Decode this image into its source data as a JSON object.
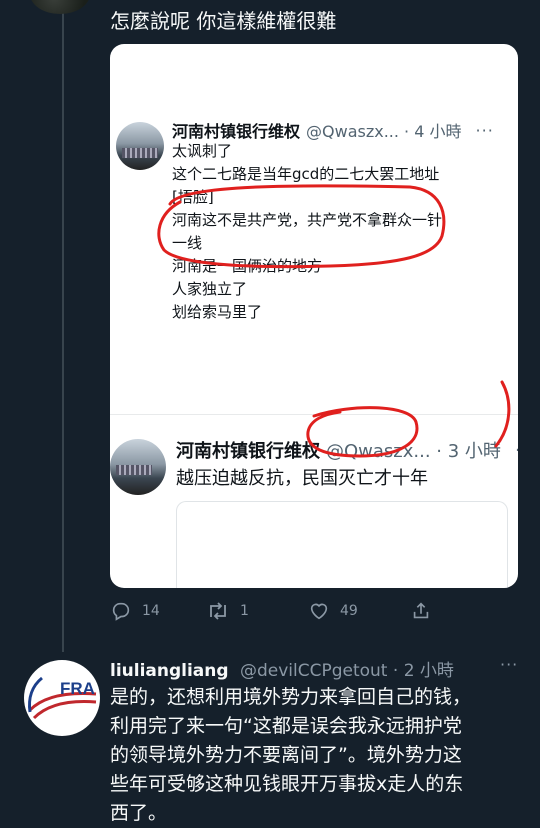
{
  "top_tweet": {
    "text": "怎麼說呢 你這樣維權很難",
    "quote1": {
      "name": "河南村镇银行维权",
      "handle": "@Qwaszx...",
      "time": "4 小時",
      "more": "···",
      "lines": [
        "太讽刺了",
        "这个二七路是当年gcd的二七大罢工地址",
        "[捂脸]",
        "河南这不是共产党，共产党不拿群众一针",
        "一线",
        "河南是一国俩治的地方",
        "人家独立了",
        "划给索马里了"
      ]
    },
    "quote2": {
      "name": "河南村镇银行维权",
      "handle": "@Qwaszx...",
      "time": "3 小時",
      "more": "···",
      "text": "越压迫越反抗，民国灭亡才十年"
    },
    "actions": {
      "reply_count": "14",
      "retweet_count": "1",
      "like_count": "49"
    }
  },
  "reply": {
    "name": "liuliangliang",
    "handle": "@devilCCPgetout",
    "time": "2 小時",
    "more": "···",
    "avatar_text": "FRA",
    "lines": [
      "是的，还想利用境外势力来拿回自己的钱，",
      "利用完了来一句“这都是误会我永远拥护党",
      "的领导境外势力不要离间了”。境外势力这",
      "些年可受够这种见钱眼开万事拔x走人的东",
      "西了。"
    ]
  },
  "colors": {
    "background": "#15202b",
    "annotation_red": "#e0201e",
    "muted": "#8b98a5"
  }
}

* _Written problem_: Above are records to transcribe exactly; leave their pictures out.

* _Solution to this problem_:
Decode this image into its source data as a JSON object.
{
  "top_tweet": {
    "text": "怎麼說呢 你這樣維權很難",
    "quote1": {
      "name": "河南村镇银行维权",
      "handle": "@Qwaszx...",
      "time": "4 小時",
      "more": "···",
      "lines": [
        "太讽刺了",
        "这个二七路是当年gcd的二七大罢工地址",
        "[捂脸]",
        "河南这不是共产党，共产党不拿群众一针",
        "一线",
        "河南是一国俩治的地方",
        "人家独立了",
        "划给索马里了"
      ]
    },
    "quote2": {
      "name": "河南村镇银行维权",
      "handle": "@Qwaszx...",
      "time": "3 小時",
      "more": "···",
      "text": "越压迫越反抗，民国灭亡才十年"
    },
    "actions": {
      "reply_count": "14",
      "retweet_count": "1",
      "like_count": "49"
    }
  },
  "reply": {
    "name": "liuliangliang",
    "handle": "@devilCCPgetout",
    "time": "2 小時",
    "more": "···",
    "avatar_text": "FRA",
    "lines": [
      "是的，还想利用境外势力来拿回自己的钱，",
      "利用完了来一句“这都是误会我永远拥护党",
      "的领导境外势力不要离间了”。境外势力这",
      "些年可受够这种见钱眼开万事拔x走人的东",
      "西了。"
    ]
  },
  "colors": {
    "background": "#15202b",
    "annotation_red": "#e0201e",
    "muted": "#8b98a5"
  }
}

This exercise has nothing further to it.